**Material for this exercise**
#####
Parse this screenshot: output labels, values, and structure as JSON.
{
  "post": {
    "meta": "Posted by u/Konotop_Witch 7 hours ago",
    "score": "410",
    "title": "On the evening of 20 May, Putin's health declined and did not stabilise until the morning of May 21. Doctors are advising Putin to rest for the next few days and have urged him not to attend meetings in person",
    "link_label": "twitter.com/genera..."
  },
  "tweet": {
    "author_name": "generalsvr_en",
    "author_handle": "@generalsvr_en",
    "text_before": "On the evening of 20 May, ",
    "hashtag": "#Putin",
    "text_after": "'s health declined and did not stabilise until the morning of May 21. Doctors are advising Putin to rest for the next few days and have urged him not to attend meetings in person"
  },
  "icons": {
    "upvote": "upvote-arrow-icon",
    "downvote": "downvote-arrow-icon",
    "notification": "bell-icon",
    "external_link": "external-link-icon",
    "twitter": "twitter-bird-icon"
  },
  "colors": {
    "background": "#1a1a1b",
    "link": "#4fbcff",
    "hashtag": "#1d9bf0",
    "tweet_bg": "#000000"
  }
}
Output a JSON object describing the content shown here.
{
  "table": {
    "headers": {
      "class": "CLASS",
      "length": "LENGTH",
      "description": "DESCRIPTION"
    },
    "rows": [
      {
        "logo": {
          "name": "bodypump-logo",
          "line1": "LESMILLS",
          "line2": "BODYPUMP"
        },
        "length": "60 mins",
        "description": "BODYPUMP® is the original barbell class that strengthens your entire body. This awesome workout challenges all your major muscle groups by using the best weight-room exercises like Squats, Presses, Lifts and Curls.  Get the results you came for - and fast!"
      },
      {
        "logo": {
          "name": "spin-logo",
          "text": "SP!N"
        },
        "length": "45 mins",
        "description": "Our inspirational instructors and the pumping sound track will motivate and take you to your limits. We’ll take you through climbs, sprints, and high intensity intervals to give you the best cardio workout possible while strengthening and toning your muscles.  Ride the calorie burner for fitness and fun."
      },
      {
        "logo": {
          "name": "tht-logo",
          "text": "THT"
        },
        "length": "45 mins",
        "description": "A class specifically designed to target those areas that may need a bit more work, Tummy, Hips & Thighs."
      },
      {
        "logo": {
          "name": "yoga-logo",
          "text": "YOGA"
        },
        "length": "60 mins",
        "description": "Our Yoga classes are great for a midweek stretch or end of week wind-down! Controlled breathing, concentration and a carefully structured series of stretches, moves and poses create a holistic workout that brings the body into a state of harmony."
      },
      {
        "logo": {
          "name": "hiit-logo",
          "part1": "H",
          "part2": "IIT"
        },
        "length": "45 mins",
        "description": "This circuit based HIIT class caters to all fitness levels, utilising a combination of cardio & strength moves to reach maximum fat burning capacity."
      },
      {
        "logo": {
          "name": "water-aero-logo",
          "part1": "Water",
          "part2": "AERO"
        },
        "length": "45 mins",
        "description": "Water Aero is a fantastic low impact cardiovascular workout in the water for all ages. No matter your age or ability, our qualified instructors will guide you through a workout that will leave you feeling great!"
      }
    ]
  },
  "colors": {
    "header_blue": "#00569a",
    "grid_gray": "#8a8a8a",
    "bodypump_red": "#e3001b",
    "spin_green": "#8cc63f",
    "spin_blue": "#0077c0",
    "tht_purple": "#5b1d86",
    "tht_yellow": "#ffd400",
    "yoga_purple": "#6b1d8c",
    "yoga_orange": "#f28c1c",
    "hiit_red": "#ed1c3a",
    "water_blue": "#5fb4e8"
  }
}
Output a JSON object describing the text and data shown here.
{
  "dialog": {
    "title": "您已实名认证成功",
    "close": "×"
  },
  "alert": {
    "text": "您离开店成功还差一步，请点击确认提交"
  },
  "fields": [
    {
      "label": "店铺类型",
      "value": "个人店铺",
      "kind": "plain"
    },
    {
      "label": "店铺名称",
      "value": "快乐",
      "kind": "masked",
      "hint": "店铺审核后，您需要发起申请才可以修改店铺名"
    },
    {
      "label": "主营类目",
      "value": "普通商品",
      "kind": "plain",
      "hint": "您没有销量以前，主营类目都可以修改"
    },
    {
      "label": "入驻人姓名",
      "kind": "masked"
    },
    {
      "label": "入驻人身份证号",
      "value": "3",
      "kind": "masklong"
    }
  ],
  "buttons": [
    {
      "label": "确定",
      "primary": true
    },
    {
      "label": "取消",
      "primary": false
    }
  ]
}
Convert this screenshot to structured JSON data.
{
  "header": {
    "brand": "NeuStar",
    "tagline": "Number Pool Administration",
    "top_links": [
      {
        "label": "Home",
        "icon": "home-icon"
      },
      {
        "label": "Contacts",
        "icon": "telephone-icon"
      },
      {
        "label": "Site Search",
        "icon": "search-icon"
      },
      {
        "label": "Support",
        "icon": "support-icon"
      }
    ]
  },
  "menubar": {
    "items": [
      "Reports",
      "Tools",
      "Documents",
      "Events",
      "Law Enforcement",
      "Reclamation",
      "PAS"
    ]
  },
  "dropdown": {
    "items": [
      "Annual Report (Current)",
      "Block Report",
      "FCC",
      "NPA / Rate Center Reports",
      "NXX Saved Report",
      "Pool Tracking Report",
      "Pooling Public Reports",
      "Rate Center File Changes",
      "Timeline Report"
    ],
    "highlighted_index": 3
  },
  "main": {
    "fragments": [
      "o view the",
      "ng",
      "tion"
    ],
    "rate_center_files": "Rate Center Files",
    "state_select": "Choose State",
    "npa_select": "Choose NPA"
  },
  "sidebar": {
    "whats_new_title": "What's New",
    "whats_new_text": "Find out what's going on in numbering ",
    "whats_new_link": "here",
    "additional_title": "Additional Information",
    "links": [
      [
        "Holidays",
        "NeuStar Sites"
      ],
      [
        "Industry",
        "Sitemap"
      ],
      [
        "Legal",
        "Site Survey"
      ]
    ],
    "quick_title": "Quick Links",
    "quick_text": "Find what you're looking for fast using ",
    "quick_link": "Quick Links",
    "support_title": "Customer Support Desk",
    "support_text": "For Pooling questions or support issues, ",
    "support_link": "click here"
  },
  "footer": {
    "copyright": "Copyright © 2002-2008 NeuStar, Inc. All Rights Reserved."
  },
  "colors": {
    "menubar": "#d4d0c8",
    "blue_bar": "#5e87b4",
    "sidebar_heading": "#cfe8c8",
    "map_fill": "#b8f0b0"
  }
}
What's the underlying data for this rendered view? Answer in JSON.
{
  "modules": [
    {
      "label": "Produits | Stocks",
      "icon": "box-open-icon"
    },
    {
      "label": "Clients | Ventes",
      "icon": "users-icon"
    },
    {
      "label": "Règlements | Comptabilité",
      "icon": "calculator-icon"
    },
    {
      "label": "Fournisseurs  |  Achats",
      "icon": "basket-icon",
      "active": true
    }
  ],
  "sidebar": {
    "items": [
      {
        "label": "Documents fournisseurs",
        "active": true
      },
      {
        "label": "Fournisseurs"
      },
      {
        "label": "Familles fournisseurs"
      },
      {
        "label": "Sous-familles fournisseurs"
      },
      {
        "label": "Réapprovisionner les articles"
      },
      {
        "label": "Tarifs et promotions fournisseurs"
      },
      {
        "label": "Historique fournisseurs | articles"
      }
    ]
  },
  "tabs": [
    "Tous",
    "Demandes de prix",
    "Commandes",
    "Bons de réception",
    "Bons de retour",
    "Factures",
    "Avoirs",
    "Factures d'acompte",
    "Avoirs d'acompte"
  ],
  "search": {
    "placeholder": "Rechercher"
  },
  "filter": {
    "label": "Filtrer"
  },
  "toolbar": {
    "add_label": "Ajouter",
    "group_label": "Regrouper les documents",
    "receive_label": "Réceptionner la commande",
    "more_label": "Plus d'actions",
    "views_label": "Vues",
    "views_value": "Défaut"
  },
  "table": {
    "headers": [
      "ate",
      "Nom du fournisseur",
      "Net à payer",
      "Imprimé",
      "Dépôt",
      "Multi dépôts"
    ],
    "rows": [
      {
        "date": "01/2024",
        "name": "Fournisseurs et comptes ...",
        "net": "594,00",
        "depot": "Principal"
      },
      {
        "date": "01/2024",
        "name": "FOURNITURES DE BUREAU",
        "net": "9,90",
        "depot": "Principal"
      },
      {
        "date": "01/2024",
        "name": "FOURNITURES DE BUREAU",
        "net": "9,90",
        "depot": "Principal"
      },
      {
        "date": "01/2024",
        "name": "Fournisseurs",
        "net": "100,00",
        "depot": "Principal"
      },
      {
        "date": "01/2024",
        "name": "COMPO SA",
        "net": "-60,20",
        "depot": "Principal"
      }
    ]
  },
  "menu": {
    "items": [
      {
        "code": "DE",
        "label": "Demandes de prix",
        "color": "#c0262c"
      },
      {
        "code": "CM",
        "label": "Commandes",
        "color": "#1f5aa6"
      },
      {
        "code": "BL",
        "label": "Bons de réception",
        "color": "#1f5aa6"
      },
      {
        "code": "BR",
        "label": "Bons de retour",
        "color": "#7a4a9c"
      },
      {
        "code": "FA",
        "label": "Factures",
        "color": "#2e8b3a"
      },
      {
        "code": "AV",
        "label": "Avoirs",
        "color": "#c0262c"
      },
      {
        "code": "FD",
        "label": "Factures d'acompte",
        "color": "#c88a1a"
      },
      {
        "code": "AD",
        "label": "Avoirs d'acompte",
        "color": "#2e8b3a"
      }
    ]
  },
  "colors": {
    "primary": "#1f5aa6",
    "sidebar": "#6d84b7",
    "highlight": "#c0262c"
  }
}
#####
Read the entries above, then pull out the lines that include "health".

    "title": "On the evening of 20 May, Putin's health declined and did not stabilise until the morning of May 21. Doctors are advising Putin to rest for the next few days and have urged him not to attend meetings in person",
    "text_after": "'s health declined and did not stabilise until the morning of May 21. Doctors are advising Putin to rest for the next few days and have urged him not to attend meetings in person"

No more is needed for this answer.